▶ _What you have to do_
In the data below, find every line with the string "color" and pull it out.

▶ _Provided material_
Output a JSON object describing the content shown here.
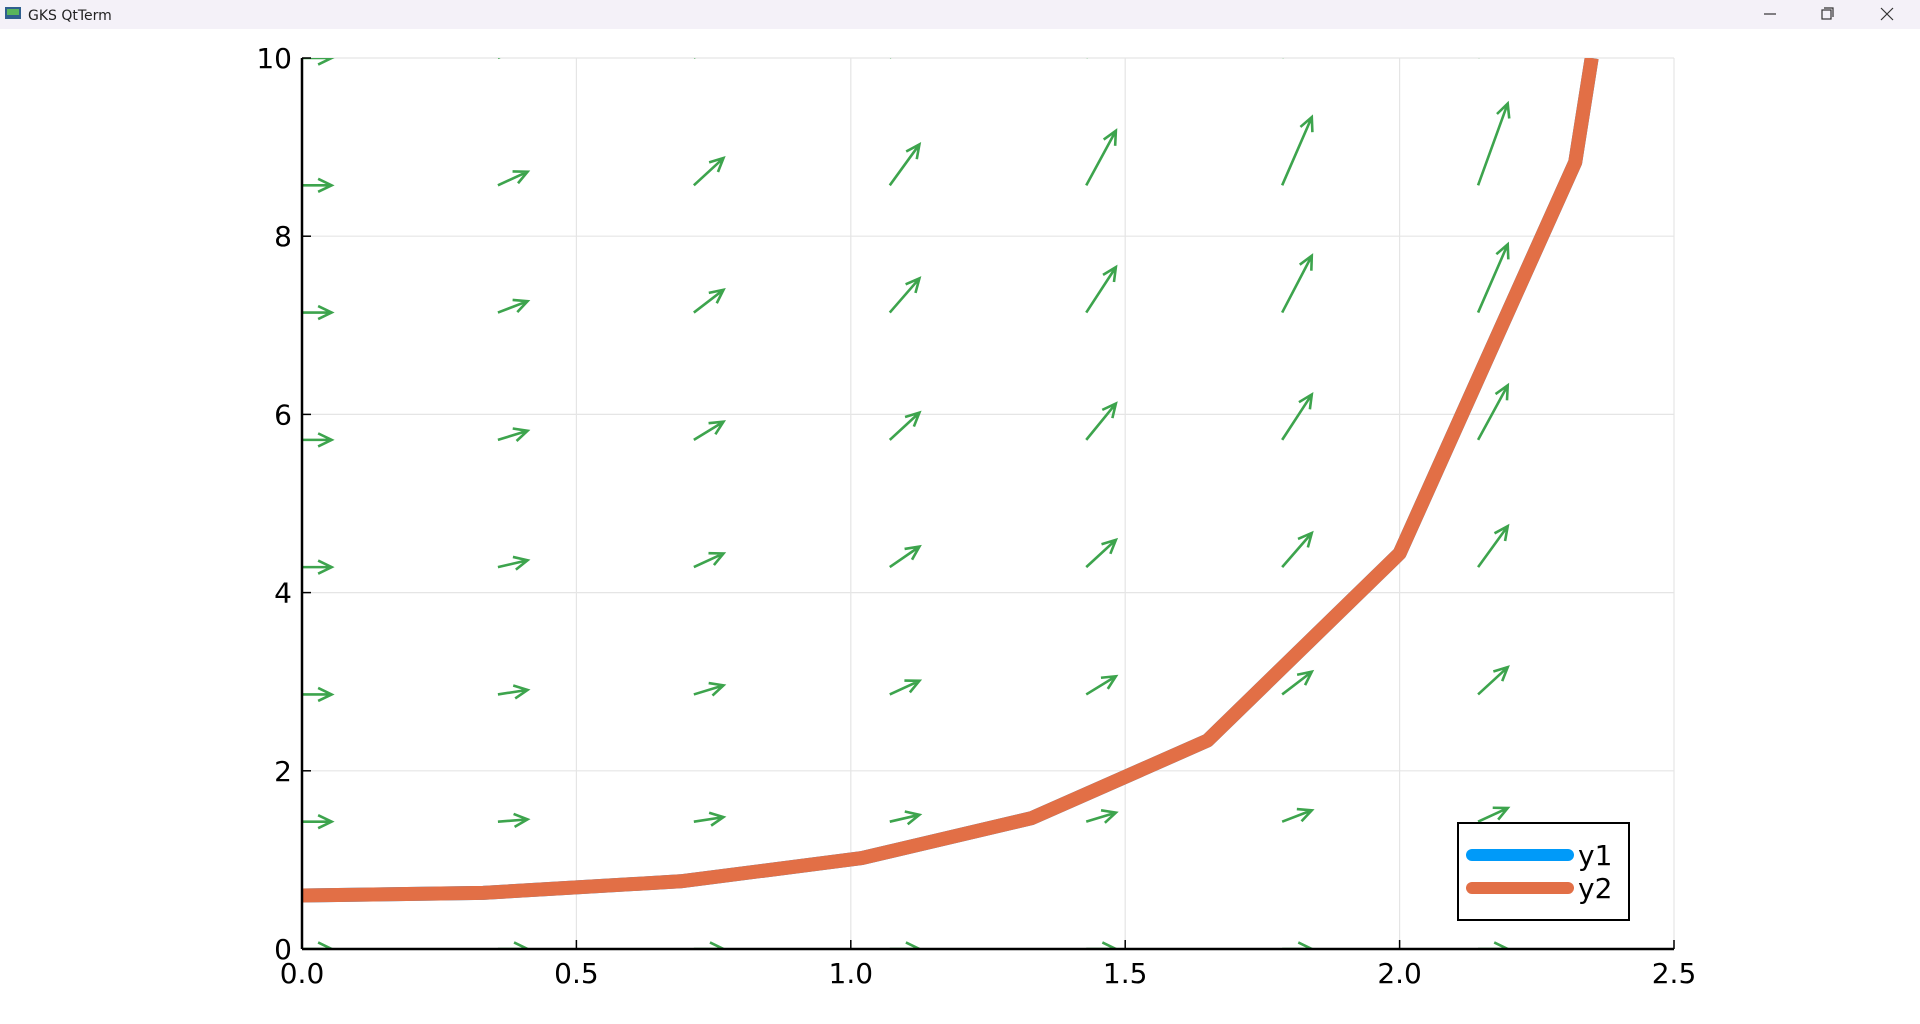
{
  "window": {
    "title": "GKS QtTerm"
  },
  "chart_data": {
    "type": "line",
    "x": [
      0,
      0.33,
      0.69,
      1.02,
      1.33,
      1.65,
      2.0,
      2.32,
      2.35
    ],
    "series": [
      {
        "name": "y1",
        "color": "#009af9",
        "values": [
          0.6,
          0.63,
          0.76,
          1.02,
          1.47,
          2.34,
          4.44,
          8.83,
          10
        ]
      },
      {
        "name": "y2",
        "color": "#e26f46",
        "values": [
          0.6,
          0.63,
          0.76,
          1.02,
          1.47,
          2.34,
          4.44,
          8.83,
          10
        ]
      }
    ],
    "quiver": {
      "color": "#3da44d",
      "x": [
        0,
        0,
        0,
        0,
        0,
        0,
        0,
        0,
        0.357,
        0.357,
        0.357,
        0.357,
        0.357,
        0.357,
        0.357,
        0.357,
        0.714,
        0.714,
        0.714,
        0.714,
        0.714,
        0.714,
        0.714,
        0.714,
        1.071,
        1.071,
        1.071,
        1.071,
        1.071,
        1.071,
        1.071,
        1.071,
        1.429,
        1.429,
        1.429,
        1.429,
        1.429,
        1.429,
        1.429,
        1.429,
        1.786,
        1.786,
        1.786,
        1.786,
        1.786,
        1.786,
        1.786,
        1.786,
        2.143,
        2.143,
        2.143,
        2.143,
        2.143,
        2.143,
        2.143,
        2.143
      ],
      "y": [
        0,
        1.429,
        2.857,
        4.286,
        5.714,
        7.143,
        8.571,
        10,
        0,
        1.429,
        2.857,
        4.286,
        5.714,
        7.143,
        8.571,
        10,
        0,
        1.429,
        2.857,
        4.286,
        5.714,
        7.143,
        8.571,
        10,
        0,
        1.429,
        2.857,
        4.286,
        5.714,
        7.143,
        8.571,
        10,
        0,
        1.429,
        2.857,
        4.286,
        5.714,
        7.143,
        8.571,
        10,
        0,
        1.429,
        2.857,
        4.286,
        5.714,
        7.143,
        8.571,
        10,
        0,
        1.429,
        2.857,
        4.286,
        5.714,
        7.143,
        8.571,
        10
      ],
      "u": [
        0.054,
        0.054,
        0.054,
        0.054,
        0.054,
        0.054,
        0.054,
        0.054,
        0.054,
        0.054,
        0.054,
        0.054,
        0.054,
        0.054,
        0.054,
        0.054,
        0.054,
        0.054,
        0.054,
        0.054,
        0.054,
        0.054,
        0.054,
        0.054,
        0.054,
        0.054,
        0.054,
        0.054,
        0.054,
        0.054,
        0.054,
        0.054,
        0.054,
        0.054,
        0.054,
        0.054,
        0.054,
        0.054,
        0.054,
        0.054,
        0.054,
        0.054,
        0.054,
        0.054,
        0.054,
        0.054,
        0.054,
        0.054,
        0.054,
        0.054,
        0.054,
        0.054,
        0.054,
        0.054,
        0.054,
        0.054
      ],
      "v": [
        0,
        0,
        0,
        0,
        0,
        0,
        0,
        0,
        0,
        0.026,
        0.051,
        0.077,
        0.102,
        0.128,
        0.153,
        0.179,
        0,
        0.051,
        0.102,
        0.153,
        0.204,
        0.255,
        0.306,
        0.357,
        0,
        0.077,
        0.153,
        0.23,
        0.306,
        0.383,
        0.459,
        0.536,
        0,
        0.102,
        0.204,
        0.306,
        0.408,
        0.51,
        0.612,
        0.714,
        0,
        0.128,
        0.255,
        0.383,
        0.51,
        0.638,
        0.765,
        0.893,
        0,
        0.153,
        0.306,
        0.459,
        0.612,
        0.765,
        0.918,
        1.071
      ]
    },
    "xlim": [
      0,
      2.5
    ],
    "xticks": [
      {
        "value": 0,
        "label": "0.0"
      },
      0.5,
      {
        "value": 1,
        "label": "1.0"
      },
      1.5,
      {
        "value": 2,
        "label": "2.0"
      },
      2.5
    ],
    "ylim": [
      0,
      10
    ],
    "yticks": [
      0,
      2,
      4,
      6,
      8,
      10
    ],
    "grid": true,
    "legend": "bottom right"
  }
}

▶ _Solution below_
        "color": "#009af9",
        "color": "#e26f46",
      "color": "#3da44d",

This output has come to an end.